== The exercise ==
Please copy out everything from the line containing "- cell-player: Bjorn" down to the line containing "- cell-finals: 39: [418, 212, 441, 234]", including both of those lines, character for character and with nothing added.

== Data section ==
---------------
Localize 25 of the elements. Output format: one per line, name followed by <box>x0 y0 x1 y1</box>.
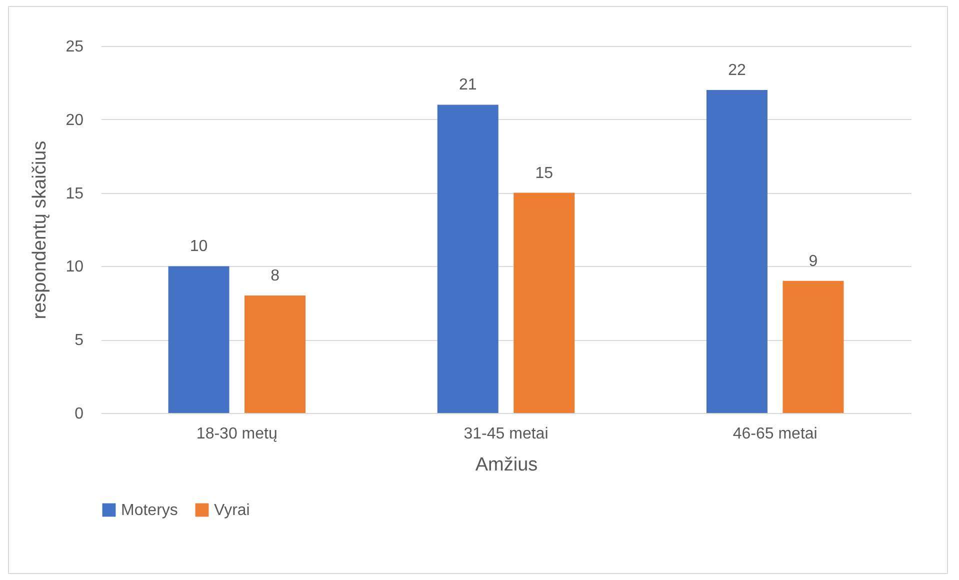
data-label: 15 <box>535 164 554 182</box>
y-axis-title: respondentų skaičius <box>30 140 51 320</box>
data-label: 8 <box>270 268 280 285</box>
data-label: 22 <box>728 62 746 80</box>
bar <box>706 90 768 413</box>
bar <box>437 104 498 413</box>
bar <box>782 280 844 413</box>
x-tick-label: 18-30 metų <box>196 426 278 442</box>
data-label: 10 <box>190 238 208 256</box>
data-label: 21 <box>458 76 477 94</box>
bar <box>514 192 575 413</box>
x-tick-label: 31-45 metai <box>464 426 548 442</box>
y-tick-label: 15 <box>66 185 84 202</box>
y-tick-label: 20 <box>66 112 84 129</box>
y-tick-label: 10 <box>66 258 84 276</box>
y-tick-label: 25 <box>66 38 84 56</box>
bar <box>168 266 230 413</box>
y-tick-label: 5 <box>74 332 84 350</box>
bar <box>244 296 306 413</box>
legend-label: Vyrai <box>214 502 250 519</box>
y-tick-label: 0 <box>74 406 84 422</box>
data-label: 9 <box>808 252 818 270</box>
legend-label: Moterys <box>121 502 178 519</box>
x-axis-title: Amžius <box>475 454 538 476</box>
x-tick-label: 46-65 metai <box>732 426 818 442</box>
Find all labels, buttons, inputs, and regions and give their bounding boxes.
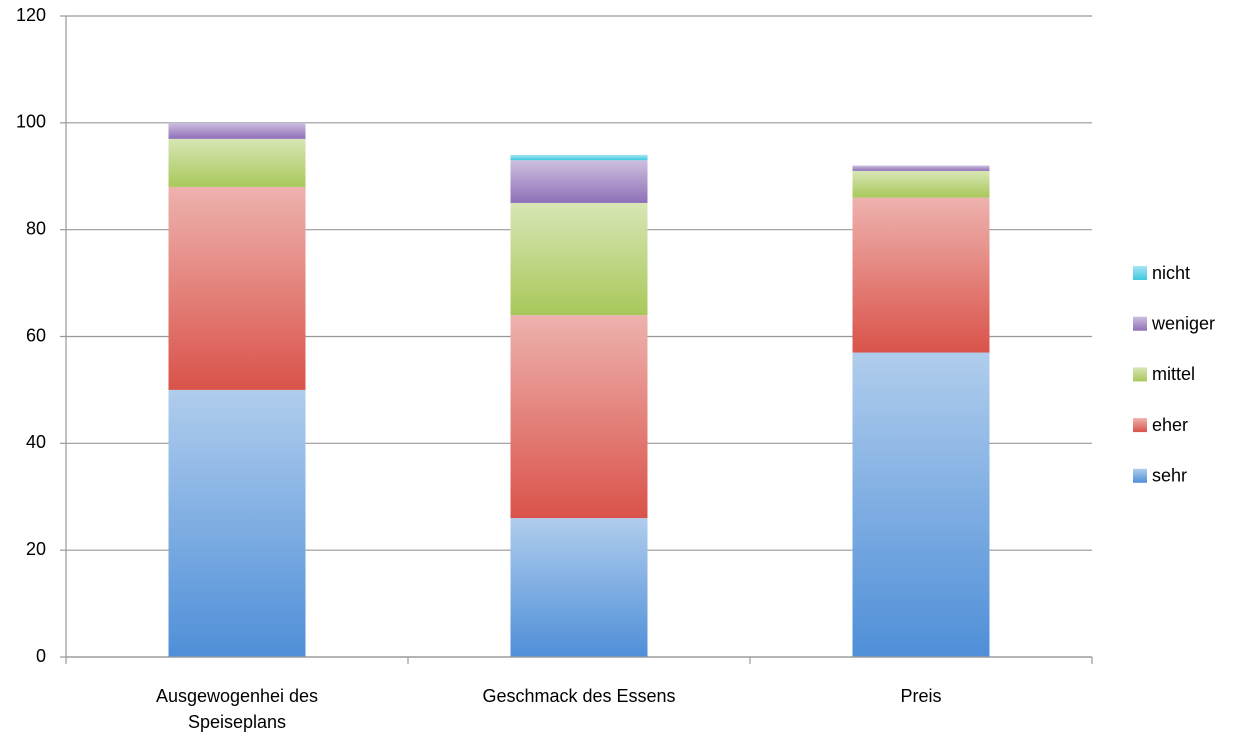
legend-label: nicht — [1152, 263, 1190, 283]
x-tick-label: Ausgewogenhei des Speiseplans — [155, 686, 319, 732]
bar-segment — [852, 352, 990, 657]
x-tick-label: Preis — [900, 686, 942, 706]
bar-segment — [510, 202, 648, 316]
legend-swatch — [1133, 367, 1147, 382]
y-tick-label: 80 — [26, 218, 46, 238]
legend-swatch — [1133, 266, 1147, 280]
bar-segment — [510, 315, 648, 519]
legend-swatch — [1133, 468, 1147, 483]
bar-segment — [168, 138, 306, 187]
bar-segment — [852, 165, 990, 171]
bar-segment — [510, 160, 648, 203]
bar-segment — [510, 518, 648, 657]
y-tick-label: 40 — [26, 432, 46, 452]
x-tick-label: Geschmack des Essens — [482, 686, 676, 706]
legend-label: eher — [1152, 415, 1188, 435]
bar-segment — [852, 197, 990, 353]
legend-swatch — [1133, 418, 1147, 433]
bar-segment — [168, 122, 306, 139]
y-tick-label: 120 — [16, 5, 46, 25]
bar-segment — [168, 186, 306, 390]
y-tick-label: 100 — [16, 112, 46, 132]
legend-label: weniger — [1151, 313, 1215, 333]
bar-segment — [510, 154, 648, 161]
y-tick-label: 0 — [36, 646, 46, 666]
legend-label: sehr — [1152, 466, 1187, 486]
bar-segment — [852, 170, 990, 198]
y-tick-label: 20 — [26, 539, 46, 559]
y-tick-label: 60 — [26, 325, 46, 345]
legend-swatch — [1133, 316, 1147, 331]
bar-segment — [168, 389, 306, 657]
legend-label: mittel — [1152, 364, 1195, 384]
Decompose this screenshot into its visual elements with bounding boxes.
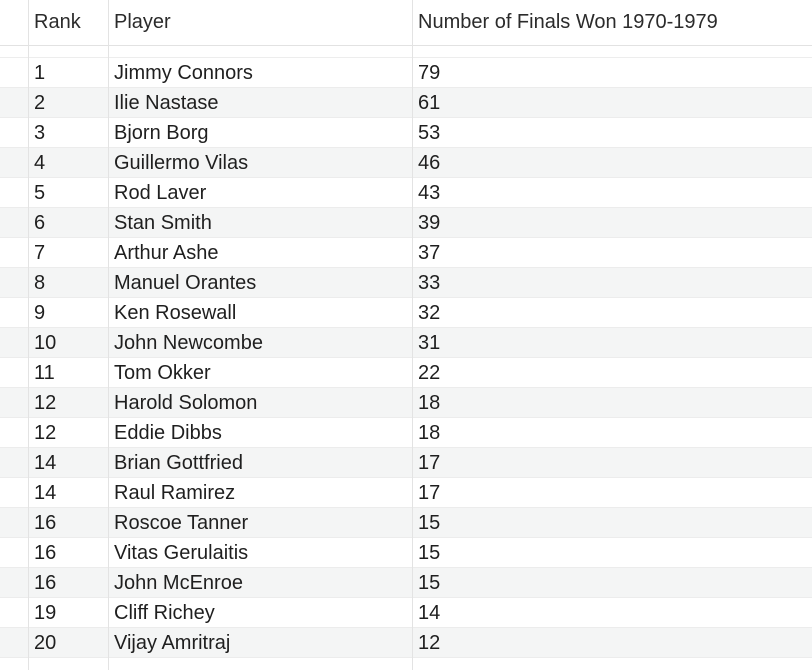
- cell-player: Bjorn Borg: [114, 122, 209, 144]
- cell-player: John McEnroe: [114, 572, 243, 594]
- column-header-rank[interactable]: Rank: [34, 11, 81, 33]
- cell-finals: 53: [418, 122, 441, 144]
- cell-rank: 3: [34, 122, 46, 144]
- header-spacer: [0, 46, 812, 58]
- cell-finals: 39: [418, 212, 441, 234]
- cell-finals: 17: [418, 482, 441, 504]
- cell-rank: 5: [34, 182, 46, 204]
- cell-finals: 18: [418, 392, 441, 414]
- cell-player: Brian Gottfried: [114, 452, 243, 474]
- cell-finals: 46: [418, 152, 441, 174]
- cell-finals: 79: [418, 62, 441, 84]
- cell-rank: 16: [34, 512, 57, 534]
- cell-finals: 32: [418, 302, 441, 324]
- table-row[interactable]: 16 John McEnroe 15: [0, 568, 812, 598]
- table-body: 1 Jimmy Connors 79 2 Ilie Nastase 61 3 B…: [0, 58, 812, 670]
- cell-player: Vitas Gerulaitis: [114, 542, 249, 564]
- cell-player: Ken Rosewall: [114, 302, 237, 324]
- table-row[interactable]: 4 Guillermo Vilas 46: [0, 148, 812, 178]
- table-row[interactable]: 14 Raul Ramirez 17: [0, 478, 812, 508]
- table-row[interactable]: 16 Roscoe Tanner 15: [0, 508, 812, 538]
- cell-rank: 14: [34, 482, 57, 504]
- cell-player: Cliff Richey: [114, 602, 215, 624]
- table-row[interactable]: 11 Tom Okker 22: [0, 358, 812, 388]
- cell-finals: 43: [418, 182, 441, 204]
- cell-player: Arthur Ashe: [114, 242, 219, 264]
- table-row[interactable]: 1 Jimmy Connors 79: [0, 58, 812, 88]
- table-row[interactable]: 6 Stan Smith 39: [0, 208, 812, 238]
- cell-player: Jimmy Connors: [114, 62, 253, 84]
- cell-rank: 6: [34, 212, 46, 234]
- table-row[interactable]: 5 Rod Laver 43: [0, 178, 812, 208]
- cell-rank: 20: [34, 632, 57, 654]
- table-header: Rank Player Number of Finals Won 1970-19…: [0, 0, 812, 46]
- cell-finals: 17: [418, 452, 441, 474]
- cell-rank: 1: [34, 62, 46, 84]
- cell-player: Manuel Orantes: [114, 272, 257, 294]
- cell-player: Ilie Nastase: [114, 92, 219, 114]
- table-row[interactable]: 19 Cliff Richey 14: [0, 598, 812, 628]
- cell-finals: 12: [418, 632, 441, 654]
- cell-rank: 16: [34, 572, 57, 594]
- table-row-empty: [0, 658, 812, 670]
- cell-rank: 14: [34, 452, 57, 474]
- cell-player: Eddie Dibbs: [114, 422, 222, 444]
- cell-rank: 9: [34, 302, 46, 324]
- table-row[interactable]: 20 Vijay Amritraj 12: [0, 628, 812, 658]
- cell-rank: 19: [34, 602, 57, 624]
- column-header-player[interactable]: Player: [114, 11, 171, 33]
- table-row[interactable]: 9 Ken Rosewall 32: [0, 298, 812, 328]
- cell-finals: 15: [418, 512, 441, 534]
- cell-player: Stan Smith: [114, 212, 212, 234]
- column-divider[interactable]: [108, 0, 109, 670]
- cell-rank: 11: [34, 362, 55, 384]
- cell-rank: 12: [34, 392, 57, 414]
- cell-rank: 16: [34, 542, 57, 564]
- column-divider[interactable]: [28, 0, 29, 670]
- cell-rank: 12: [34, 422, 57, 444]
- cell-rank: 10: [34, 332, 57, 354]
- cell-rank: 2: [34, 92, 46, 114]
- cell-player: John Newcombe: [114, 332, 263, 354]
- cell-finals: 15: [418, 542, 441, 564]
- table-row[interactable]: 12 Harold Solomon 18: [0, 388, 812, 418]
- cell-finals: 31: [418, 332, 441, 354]
- table-row[interactable]: 16 Vitas Gerulaitis 15: [0, 538, 812, 568]
- table-row[interactable]: 3 Bjorn Borg 53: [0, 118, 812, 148]
- cell-rank: 4: [34, 152, 46, 174]
- cell-player: Roscoe Tanner: [114, 512, 249, 534]
- cell-finals: 33: [418, 272, 441, 294]
- cell-finals: 37: [418, 242, 441, 264]
- table-row[interactable]: 7 Arthur Ashe 37: [0, 238, 812, 268]
- cell-finals: 15: [418, 572, 441, 594]
- cell-rank: 8: [34, 272, 46, 294]
- table-row[interactable]: 8 Manuel Orantes 33: [0, 268, 812, 298]
- cell-finals: 14: [418, 602, 441, 624]
- cell-finals: 61: [418, 92, 441, 114]
- table-row[interactable]: 14 Brian Gottfried 17: [0, 448, 812, 478]
- table-row[interactable]: 2 Ilie Nastase 61: [0, 88, 812, 118]
- cell-player: Raul Ramirez: [114, 482, 236, 504]
- table-row[interactable]: 10 John Newcombe 31: [0, 328, 812, 358]
- column-divider[interactable]: [412, 0, 413, 670]
- column-header-finals[interactable]: Number of Finals Won 1970-1979: [418, 11, 718, 33]
- cell-rank: 7: [34, 242, 46, 264]
- table-row[interactable]: 12 Eddie Dibbs 18: [0, 418, 812, 448]
- cell-player: Vijay Amritraj: [114, 632, 231, 654]
- cell-player: Tom Okker: [114, 362, 211, 384]
- cell-player: Rod Laver: [114, 182, 207, 204]
- cell-player: Guillermo Vilas: [114, 152, 249, 174]
- cell-finals: 22: [418, 362, 441, 384]
- cell-player: Harold Solomon: [114, 392, 258, 414]
- cell-finals: 18: [418, 422, 441, 444]
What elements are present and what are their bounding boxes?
---------------
== The answer ==
- cell-player: Bjorn Borg: [114, 122, 209, 144]
- cell-player: John McEnroe: [114, 572, 243, 594]
- column-header-rank[interactable]: Rank: [34, 11, 81, 33]
- cell-finals: 53: [418, 122, 441, 144]
- cell-rank: 3: [34, 122, 46, 144]
- header-spacer: [0, 46, 812, 58]
- cell-finals: 39: [418, 212, 441, 234]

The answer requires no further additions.